## GIVEN INSTRUCTION
Transcribe, word for word, every line from the one containing "Extract all readable text from this page." through the final line of the records, and omit the pictures.

## RECORDS SUPPLIED
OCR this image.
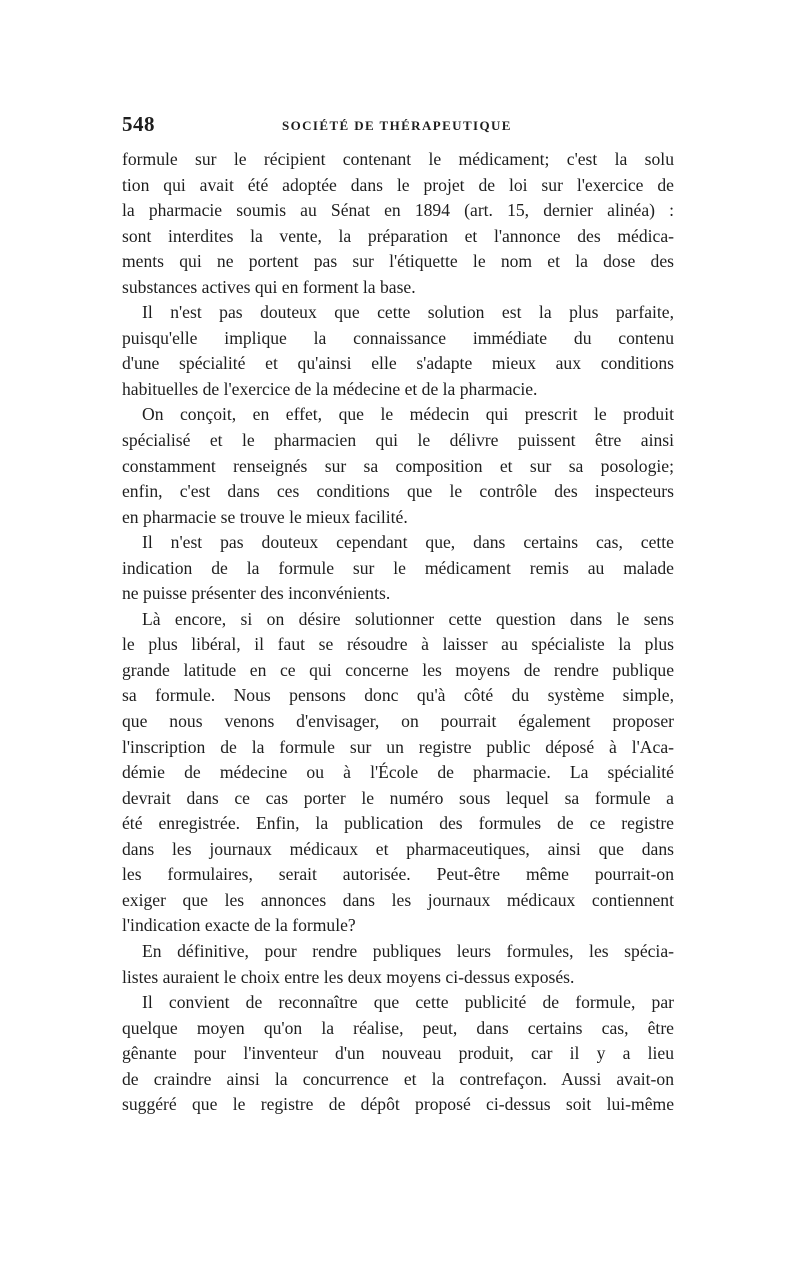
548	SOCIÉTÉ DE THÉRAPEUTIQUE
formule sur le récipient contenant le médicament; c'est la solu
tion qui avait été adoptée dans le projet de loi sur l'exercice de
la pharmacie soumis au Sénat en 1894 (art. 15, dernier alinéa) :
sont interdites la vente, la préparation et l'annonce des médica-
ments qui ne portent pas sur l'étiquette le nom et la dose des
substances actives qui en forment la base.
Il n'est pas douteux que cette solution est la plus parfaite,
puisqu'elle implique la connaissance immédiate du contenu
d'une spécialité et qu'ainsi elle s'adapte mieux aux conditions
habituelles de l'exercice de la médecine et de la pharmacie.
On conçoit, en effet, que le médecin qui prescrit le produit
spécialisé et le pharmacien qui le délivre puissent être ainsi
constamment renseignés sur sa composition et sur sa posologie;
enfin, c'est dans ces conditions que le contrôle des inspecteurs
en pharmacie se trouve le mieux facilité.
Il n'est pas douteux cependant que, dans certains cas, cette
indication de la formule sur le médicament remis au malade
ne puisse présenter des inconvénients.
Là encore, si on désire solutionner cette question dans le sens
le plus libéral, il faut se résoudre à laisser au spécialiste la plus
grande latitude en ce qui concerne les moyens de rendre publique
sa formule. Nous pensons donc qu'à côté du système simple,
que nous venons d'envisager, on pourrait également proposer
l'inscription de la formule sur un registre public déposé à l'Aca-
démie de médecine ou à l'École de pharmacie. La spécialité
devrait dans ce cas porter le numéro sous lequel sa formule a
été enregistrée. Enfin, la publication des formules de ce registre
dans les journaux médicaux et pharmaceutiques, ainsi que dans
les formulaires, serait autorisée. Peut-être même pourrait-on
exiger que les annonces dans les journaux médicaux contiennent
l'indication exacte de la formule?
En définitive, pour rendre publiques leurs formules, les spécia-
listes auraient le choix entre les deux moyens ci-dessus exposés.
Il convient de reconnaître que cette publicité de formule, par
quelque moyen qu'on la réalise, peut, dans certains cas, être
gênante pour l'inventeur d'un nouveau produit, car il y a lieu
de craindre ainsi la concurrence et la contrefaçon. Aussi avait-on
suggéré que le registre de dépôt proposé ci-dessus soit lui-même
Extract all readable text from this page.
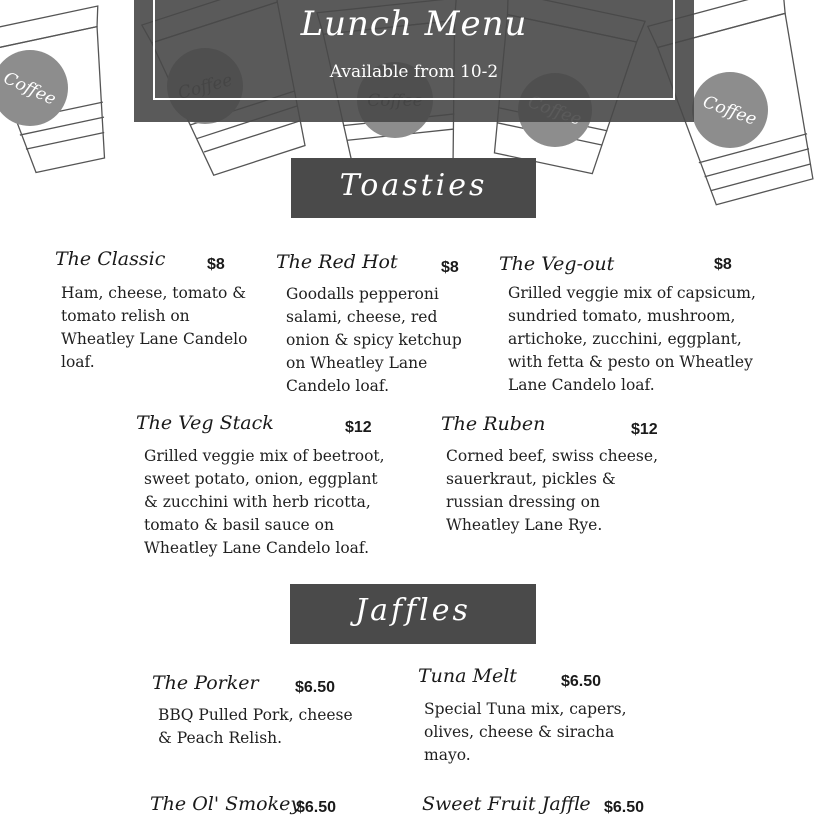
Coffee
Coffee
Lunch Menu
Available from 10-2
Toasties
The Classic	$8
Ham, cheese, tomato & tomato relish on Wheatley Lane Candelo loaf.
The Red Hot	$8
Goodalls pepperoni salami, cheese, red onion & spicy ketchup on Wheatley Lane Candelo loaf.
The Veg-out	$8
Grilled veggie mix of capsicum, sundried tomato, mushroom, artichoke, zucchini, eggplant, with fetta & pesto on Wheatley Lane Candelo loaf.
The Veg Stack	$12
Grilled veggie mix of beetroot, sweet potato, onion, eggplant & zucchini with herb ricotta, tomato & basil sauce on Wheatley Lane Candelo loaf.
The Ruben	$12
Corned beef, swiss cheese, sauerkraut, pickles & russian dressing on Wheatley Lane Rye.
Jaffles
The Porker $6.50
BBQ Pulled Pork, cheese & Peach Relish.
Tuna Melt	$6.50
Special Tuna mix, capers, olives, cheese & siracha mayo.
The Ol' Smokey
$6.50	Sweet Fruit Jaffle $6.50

## ANSWER IN FULL
Extract all readable text from this page.
Coffee
Coffee
Lunch Menu
Available from 10-2
Toasties
The Classic	$8
Ham, cheese, tomato & tomato relish on Wheatley Lane Candelo loaf.
The Red Hot	$8
Goodalls pepperoni salami, cheese, red onion & spicy ketchup on Wheatley Lane Candelo loaf.
The Veg-out	$8
Grilled veggie mix of capsicum, sundried tomato, mushroom, artichoke, zucchini, eggplant, with fetta & pesto on Wheatley Lane Candelo loaf.
The Veg Stack	$12
Grilled veggie mix of beetroot, sweet potato, onion, eggplant & zucchini with herb ricotta, tomato & basil sauce on Wheatley Lane Candelo loaf.
The Ruben	$12
Corned beef, swiss cheese, sauerkraut, pickles & russian dressing on Wheatley Lane Rye.
Jaffles
The Porker $6.50
BBQ Pulled Pork, cheese & Peach Relish.
Tuna Melt	$6.50
Special Tuna mix, capers, olives, cheese & siracha mayo.
The Ol' Smokey
$6.50	Sweet Fruit Jaffle $6.50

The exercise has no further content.